● GIVEN INSTRUCTION
Repeat the listing in full. Nothing may be added or left out.

=======

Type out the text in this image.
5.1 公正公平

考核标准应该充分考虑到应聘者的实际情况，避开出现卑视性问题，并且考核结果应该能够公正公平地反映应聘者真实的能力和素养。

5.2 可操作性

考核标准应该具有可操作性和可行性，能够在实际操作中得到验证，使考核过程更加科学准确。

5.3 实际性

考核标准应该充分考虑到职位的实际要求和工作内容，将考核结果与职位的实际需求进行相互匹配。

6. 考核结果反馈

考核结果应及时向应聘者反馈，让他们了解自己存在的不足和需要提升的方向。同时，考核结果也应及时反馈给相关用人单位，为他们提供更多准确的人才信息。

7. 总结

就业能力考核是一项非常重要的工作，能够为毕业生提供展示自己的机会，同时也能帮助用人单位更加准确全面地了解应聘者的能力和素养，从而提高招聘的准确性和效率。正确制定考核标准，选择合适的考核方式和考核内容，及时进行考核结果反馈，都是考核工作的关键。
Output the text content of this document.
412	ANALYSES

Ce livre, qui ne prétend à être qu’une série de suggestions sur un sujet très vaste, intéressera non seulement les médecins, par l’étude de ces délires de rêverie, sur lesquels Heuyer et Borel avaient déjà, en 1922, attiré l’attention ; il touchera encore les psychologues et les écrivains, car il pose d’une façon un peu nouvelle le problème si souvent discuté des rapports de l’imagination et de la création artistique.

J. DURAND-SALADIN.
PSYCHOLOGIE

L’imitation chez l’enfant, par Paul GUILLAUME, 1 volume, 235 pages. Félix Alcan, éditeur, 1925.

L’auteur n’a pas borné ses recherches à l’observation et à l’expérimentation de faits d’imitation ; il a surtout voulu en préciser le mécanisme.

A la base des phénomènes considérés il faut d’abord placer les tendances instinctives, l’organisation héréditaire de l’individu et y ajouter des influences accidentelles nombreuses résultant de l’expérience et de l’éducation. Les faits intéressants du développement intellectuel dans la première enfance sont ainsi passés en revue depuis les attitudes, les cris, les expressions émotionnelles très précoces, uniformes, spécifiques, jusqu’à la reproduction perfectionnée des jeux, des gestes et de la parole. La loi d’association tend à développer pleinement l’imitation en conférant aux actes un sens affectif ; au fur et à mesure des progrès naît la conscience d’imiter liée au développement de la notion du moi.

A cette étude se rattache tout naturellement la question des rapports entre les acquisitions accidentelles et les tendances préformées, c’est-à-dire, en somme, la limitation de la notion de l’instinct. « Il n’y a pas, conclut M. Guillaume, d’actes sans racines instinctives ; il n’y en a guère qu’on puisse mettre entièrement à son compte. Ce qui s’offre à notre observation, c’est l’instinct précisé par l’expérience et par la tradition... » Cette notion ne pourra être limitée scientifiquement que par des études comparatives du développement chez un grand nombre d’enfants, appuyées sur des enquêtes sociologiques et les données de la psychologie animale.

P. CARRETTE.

=======

● RESPONSE
Type out the text in this image.
5.1 公正公平

考核标准应该充分考虑到应聘者的实际情况，避开出现卑视性问题，并且考核结果应该能够公正公平地反映应聘者真实的能力和素养。

5.2 可操作性

考核标准应该具有可操作性和可行性，能够在实际操作中得到验证，使考核过程更加科学准确。

5.3 实际性

考核标准应该充分考虑到职位的实际要求和工作内容，将考核结果与职位的实际需求进行相互匹配。

6. 考核结果反馈

考核结果应及时向应聘者反馈，让他们了解自己存在的不足和需要提升的方向。同时，考核结果也应及时反馈给相关用人单位，为他们提供更多准确的人才信息。

7. 总结

就业能力考核是一项非常重要的工作，能够为毕业生提供展示自己的机会，同时也能帮助用人单位更加准确全面地了解应聘者的能力和素养，从而提高招聘的准确性和效率。正确制定考核标准，选择合适的考核方式和考核内容，及时进行考核结果反馈，都是考核工作的关键。
Output the text content of this document.
412	ANALYSES

Ce livre, qui ne prétend à être qu’une série de suggestions sur un sujet très vaste, intéressera non seulement les médecins, par l’étude de ces délires de rêverie, sur lesquels Heuyer et Borel avaient déjà, en 1922, attiré l’attention ; il touchera encore les psychologues et les écrivains, car il pose d’une façon un peu nouvelle le problème si souvent discuté des rapports de l’imagination et de la création artistique.

J. DURAND-SALADIN.
PSYCHOLOGIE

L’imitation chez l’enfant, par Paul GUILLAUME, 1 volume, 235 pages. Félix Alcan, éditeur, 1925.

L’auteur n’a pas borné ses recherches à l’observation et à l’expérimentation de faits d’imitation ; il a surtout voulu en préciser le mécanisme.

A la base des phénomènes considérés il faut d’abord placer les tendances instinctives, l’organisation héréditaire de l’individu et y ajouter des influences accidentelles nombreuses résultant de l’expérience et de l’éducation. Les faits intéressants du développement intellectuel dans la première enfance sont ainsi passés en revue depuis les attitudes, les cris, les expressions émotionnelles très précoces, uniformes, spécifiques, jusqu’à la reproduction perfectionnée des jeux, des gestes et de la parole. La loi d’association tend à développer pleinement l’imitation en conférant aux actes un sens affectif ; au fur et à mesure des progrès naît la conscience d’imiter liée au développement de la notion du moi.

A cette étude se rattache tout naturellement la question des rapports entre les acquisitions accidentelles et les tendances préformées, c’est-à-dire, en somme, la limitation de la notion de l’instinct. « Il n’y a pas, conclut M. Guillaume, d’actes sans racines instinctives ; il n’y en a guère qu’on puisse mettre entièrement à son compte. Ce qui s’offre à notre observation, c’est l’instinct précisé par l’expérience et par la tradition... » Cette notion ne pourra être limitée scientifiquement que par des études comparatives du développement chez un grand nombre d’enfants, appuyées sur des enquêtes sociologiques et les données de la psychologie animale.

P. CARRETTE.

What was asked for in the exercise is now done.